▶ **STATED GOAL**
Repeat every record below exactly as it appears.
________
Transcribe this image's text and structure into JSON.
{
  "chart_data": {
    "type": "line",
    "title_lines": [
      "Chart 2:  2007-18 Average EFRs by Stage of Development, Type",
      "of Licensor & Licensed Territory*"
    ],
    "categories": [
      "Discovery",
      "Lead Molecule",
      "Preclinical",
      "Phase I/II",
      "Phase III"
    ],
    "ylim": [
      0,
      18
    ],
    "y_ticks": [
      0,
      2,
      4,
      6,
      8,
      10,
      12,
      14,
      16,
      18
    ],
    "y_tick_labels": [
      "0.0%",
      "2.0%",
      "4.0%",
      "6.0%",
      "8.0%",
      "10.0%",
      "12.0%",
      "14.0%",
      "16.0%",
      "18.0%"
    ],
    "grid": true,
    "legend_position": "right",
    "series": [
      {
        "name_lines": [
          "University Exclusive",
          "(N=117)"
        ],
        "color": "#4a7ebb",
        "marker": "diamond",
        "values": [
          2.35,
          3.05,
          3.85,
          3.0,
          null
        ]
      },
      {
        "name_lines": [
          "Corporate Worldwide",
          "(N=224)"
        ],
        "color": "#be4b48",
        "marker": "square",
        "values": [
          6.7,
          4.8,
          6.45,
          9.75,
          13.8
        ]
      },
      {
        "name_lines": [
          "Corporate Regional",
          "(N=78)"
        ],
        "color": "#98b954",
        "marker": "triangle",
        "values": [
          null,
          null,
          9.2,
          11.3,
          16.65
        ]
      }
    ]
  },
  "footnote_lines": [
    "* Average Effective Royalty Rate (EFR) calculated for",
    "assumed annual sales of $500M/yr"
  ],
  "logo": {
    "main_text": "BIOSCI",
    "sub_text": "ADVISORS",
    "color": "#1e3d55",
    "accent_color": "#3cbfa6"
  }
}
________
▶ **SOLUTION TO THE PROBLEM**
Transcribe this image's text and structure into JSON.
{
  "chart_data": {
    "type": "line",
    "title_lines": [
      "Chart 2:  2007-18 Average EFRs by Stage of Development, Type",
      "of Licensor & Licensed Territory*"
    ],
    "categories": [
      "Discovery",
      "Lead Molecule",
      "Preclinical",
      "Phase I/II",
      "Phase III"
    ],
    "ylim": [
      0,
      18
    ],
    "y_ticks": [
      0,
      2,
      4,
      6,
      8,
      10,
      12,
      14,
      16,
      18
    ],
    "y_tick_labels": [
      "0.0%",
      "2.0%",
      "4.0%",
      "6.0%",
      "8.0%",
      "10.0%",
      "12.0%",
      "14.0%",
      "16.0%",
      "18.0%"
    ],
    "grid": true,
    "legend_position": "right",
    "series": [
      {
        "name_lines": [
          "University Exclusive",
          "(N=117)"
        ],
        "color": "#4a7ebb",
        "marker": "diamond",
        "values": [
          2.35,
          3.05,
          3.85,
          3.0,
          null
        ]
      },
      {
        "name_lines": [
          "Corporate Worldwide",
          "(N=224)"
        ],
        "color": "#be4b48",
        "marker": "square",
        "values": [
          6.7,
          4.8,
          6.45,
          9.75,
          13.8
        ]
      },
      {
        "name_lines": [
          "Corporate Regional",
          "(N=78)"
        ],
        "color": "#98b954",
        "marker": "triangle",
        "values": [
          null,
          null,
          9.2,
          11.3,
          16.65
        ]
      }
    ]
  },
  "footnote_lines": [
    "* Average Effective Royalty Rate (EFR) calculated for",
    "assumed annual sales of $500M/yr"
  ],
  "logo": {
    "main_text": "BIOSCI",
    "sub_text": "ADVISORS",
    "color": "#1e3d55",
    "accent_color": "#3cbfa6"
  }
}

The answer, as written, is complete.